▸ Task description:
Transcribe every record below word for word.

*** Data for analysis Section Begins ***

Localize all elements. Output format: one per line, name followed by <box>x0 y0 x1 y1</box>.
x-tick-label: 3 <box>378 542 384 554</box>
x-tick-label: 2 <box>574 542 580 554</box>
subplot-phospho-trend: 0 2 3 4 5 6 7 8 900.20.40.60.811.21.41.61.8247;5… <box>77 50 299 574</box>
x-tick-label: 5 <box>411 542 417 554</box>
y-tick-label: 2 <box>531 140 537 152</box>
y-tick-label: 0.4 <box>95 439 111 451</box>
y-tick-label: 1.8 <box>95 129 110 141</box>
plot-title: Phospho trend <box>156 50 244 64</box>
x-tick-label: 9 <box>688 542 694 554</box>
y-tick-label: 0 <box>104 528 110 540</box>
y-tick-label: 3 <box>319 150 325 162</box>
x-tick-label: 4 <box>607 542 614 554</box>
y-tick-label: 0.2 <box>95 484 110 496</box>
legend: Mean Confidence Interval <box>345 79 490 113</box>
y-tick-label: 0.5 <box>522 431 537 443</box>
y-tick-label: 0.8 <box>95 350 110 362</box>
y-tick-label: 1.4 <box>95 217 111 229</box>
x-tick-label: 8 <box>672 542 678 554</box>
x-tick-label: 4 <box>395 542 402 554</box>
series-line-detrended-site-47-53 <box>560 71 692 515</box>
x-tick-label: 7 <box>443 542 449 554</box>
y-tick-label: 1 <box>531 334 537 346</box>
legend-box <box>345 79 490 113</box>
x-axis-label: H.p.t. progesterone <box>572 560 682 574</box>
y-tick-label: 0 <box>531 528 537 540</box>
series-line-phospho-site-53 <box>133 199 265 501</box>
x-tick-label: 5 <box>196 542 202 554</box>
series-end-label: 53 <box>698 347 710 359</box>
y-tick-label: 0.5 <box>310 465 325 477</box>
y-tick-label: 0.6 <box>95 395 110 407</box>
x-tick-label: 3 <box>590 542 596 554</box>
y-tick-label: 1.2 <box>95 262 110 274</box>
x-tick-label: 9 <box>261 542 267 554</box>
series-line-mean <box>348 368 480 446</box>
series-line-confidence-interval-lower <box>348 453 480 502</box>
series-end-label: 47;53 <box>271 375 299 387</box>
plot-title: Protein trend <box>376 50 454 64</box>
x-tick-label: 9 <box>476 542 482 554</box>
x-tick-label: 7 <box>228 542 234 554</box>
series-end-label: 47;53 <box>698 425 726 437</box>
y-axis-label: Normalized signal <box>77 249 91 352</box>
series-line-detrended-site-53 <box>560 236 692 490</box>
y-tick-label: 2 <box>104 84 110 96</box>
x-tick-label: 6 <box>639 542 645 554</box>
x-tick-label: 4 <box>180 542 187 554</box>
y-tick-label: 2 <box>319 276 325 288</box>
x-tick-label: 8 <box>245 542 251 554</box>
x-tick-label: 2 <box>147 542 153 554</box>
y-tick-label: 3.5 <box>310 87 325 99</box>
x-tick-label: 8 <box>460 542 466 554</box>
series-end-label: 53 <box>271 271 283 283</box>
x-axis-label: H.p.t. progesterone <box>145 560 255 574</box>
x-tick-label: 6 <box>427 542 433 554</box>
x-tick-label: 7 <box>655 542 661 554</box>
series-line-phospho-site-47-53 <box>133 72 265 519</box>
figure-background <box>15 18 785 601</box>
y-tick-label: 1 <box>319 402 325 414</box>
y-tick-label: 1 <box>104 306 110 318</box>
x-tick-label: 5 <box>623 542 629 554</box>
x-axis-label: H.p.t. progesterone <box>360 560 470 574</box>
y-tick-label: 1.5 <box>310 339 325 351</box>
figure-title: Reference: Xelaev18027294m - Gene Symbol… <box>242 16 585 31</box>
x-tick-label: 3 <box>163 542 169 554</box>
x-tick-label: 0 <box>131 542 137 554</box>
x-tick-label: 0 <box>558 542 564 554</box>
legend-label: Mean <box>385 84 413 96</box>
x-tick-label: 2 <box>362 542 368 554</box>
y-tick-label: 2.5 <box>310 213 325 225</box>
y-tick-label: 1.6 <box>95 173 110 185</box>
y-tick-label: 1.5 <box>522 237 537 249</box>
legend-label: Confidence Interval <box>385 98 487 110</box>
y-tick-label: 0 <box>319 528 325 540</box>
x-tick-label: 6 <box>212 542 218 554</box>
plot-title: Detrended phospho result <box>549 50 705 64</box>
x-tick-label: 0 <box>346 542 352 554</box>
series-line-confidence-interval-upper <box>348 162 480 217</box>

*** Data for analysis Section Ends ***

▸ Result of this exercise:
Localize all elements. Output format: one per line, name followed by <box>x0 y0 x1 y1</box>.
x-tick-label: 3 <box>378 542 384 554</box>
x-tick-label: 2 <box>574 542 580 554</box>
subplot-phospho-trend: 0 2 3 4 5 6 7 8 900.20.40.60.811.21.41.61.8247;5… <box>77 50 299 574</box>
x-tick-label: 5 <box>411 542 417 554</box>
y-tick-label: 2 <box>531 140 537 152</box>
y-tick-label: 0.4 <box>95 439 111 451</box>
y-tick-label: 1.8 <box>95 129 110 141</box>
plot-title: Phospho trend <box>156 50 244 64</box>
x-tick-label: 9 <box>688 542 694 554</box>
y-tick-label: 0 <box>104 528 110 540</box>
y-tick-label: 3 <box>319 150 325 162</box>
x-tick-label: 4 <box>607 542 614 554</box>
y-tick-label: 0.2 <box>95 484 110 496</box>
legend: Mean Confidence Interval <box>345 79 490 113</box>
y-tick-label: 0.5 <box>522 431 537 443</box>
y-tick-label: 0.8 <box>95 350 110 362</box>
y-tick-label: 1.4 <box>95 217 111 229</box>
x-tick-label: 8 <box>672 542 678 554</box>
x-tick-label: 4 <box>395 542 402 554</box>
series-line-detrended-site-47-53 <box>560 71 692 515</box>
x-tick-label: 7 <box>443 542 449 554</box>
y-tick-label: 1 <box>531 334 537 346</box>
legend-box <box>345 79 490 113</box>
x-axis-label: H.p.t. progesterone <box>572 560 682 574</box>
y-tick-label: 0 <box>531 528 537 540</box>
series-line-phospho-site-53 <box>133 199 265 501</box>
x-tick-label: 5 <box>196 542 202 554</box>
series-end-label: 53 <box>698 347 710 359</box>
y-tick-label: 0.5 <box>310 465 325 477</box>
y-tick-label: 0.6 <box>95 395 110 407</box>
x-tick-label: 3 <box>590 542 596 554</box>
y-tick-label: 1.2 <box>95 262 110 274</box>
x-tick-label: 9 <box>261 542 267 554</box>
series-line-mean <box>348 368 480 446</box>
series-line-confidence-interval-lower <box>348 453 480 502</box>
series-end-label: 47;53 <box>271 375 299 387</box>
plot-title: Protein trend <box>376 50 454 64</box>
x-tick-label: 9 <box>476 542 482 554</box>
x-tick-label: 7 <box>228 542 234 554</box>
series-end-label: 47;53 <box>698 425 726 437</box>
y-axis-label: Normalized signal <box>77 249 91 352</box>
series-line-detrended-site-53 <box>560 236 692 490</box>
y-tick-label: 2 <box>104 84 110 96</box>
x-tick-label: 6 <box>639 542 645 554</box>
x-tick-label: 4 <box>180 542 187 554</box>
y-tick-label: 2 <box>319 276 325 288</box>
x-tick-label: 8 <box>245 542 251 554</box>
x-tick-label: 2 <box>147 542 153 554</box>
y-tick-label: 3.5 <box>310 87 325 99</box>
x-tick-label: 8 <box>460 542 466 554</box>
series-end-label: 53 <box>271 271 283 283</box>
x-axis-label: H.p.t. progesterone <box>145 560 255 574</box>
x-tick-label: 6 <box>427 542 433 554</box>
x-tick-label: 7 <box>655 542 661 554</box>
series-line-phospho-site-47-53 <box>133 72 265 519</box>
figure-background <box>15 18 785 601</box>
y-tick-label: 1 <box>319 402 325 414</box>
y-tick-label: 1 <box>104 306 110 318</box>
x-tick-label: 5 <box>623 542 629 554</box>
x-axis-label: H.p.t. progesterone <box>360 560 470 574</box>
y-tick-label: 1.5 <box>310 339 325 351</box>
figure-title: Reference: Xelaev18027294m - Gene Symbol… <box>242 16 585 31</box>
x-tick-label: 3 <box>163 542 169 554</box>
x-tick-label: 0 <box>131 542 137 554</box>
x-tick-label: 0 <box>558 542 564 554</box>
legend-label: Mean <box>385 84 413 96</box>
x-tick-label: 2 <box>362 542 368 554</box>
y-tick-label: 2.5 <box>310 213 325 225</box>
y-tick-label: 1.6 <box>95 173 110 185</box>
y-tick-label: 1.5 <box>522 237 537 249</box>
legend-label: Confidence Interval <box>385 98 487 110</box>
y-tick-label: 0 <box>319 528 325 540</box>
x-tick-label: 6 <box>212 542 218 554</box>
plot-title: Detrended phospho result <box>549 50 705 64</box>
x-tick-label: 0 <box>346 542 352 554</box>
series-line-confidence-interval-upper <box>348 162 480 217</box>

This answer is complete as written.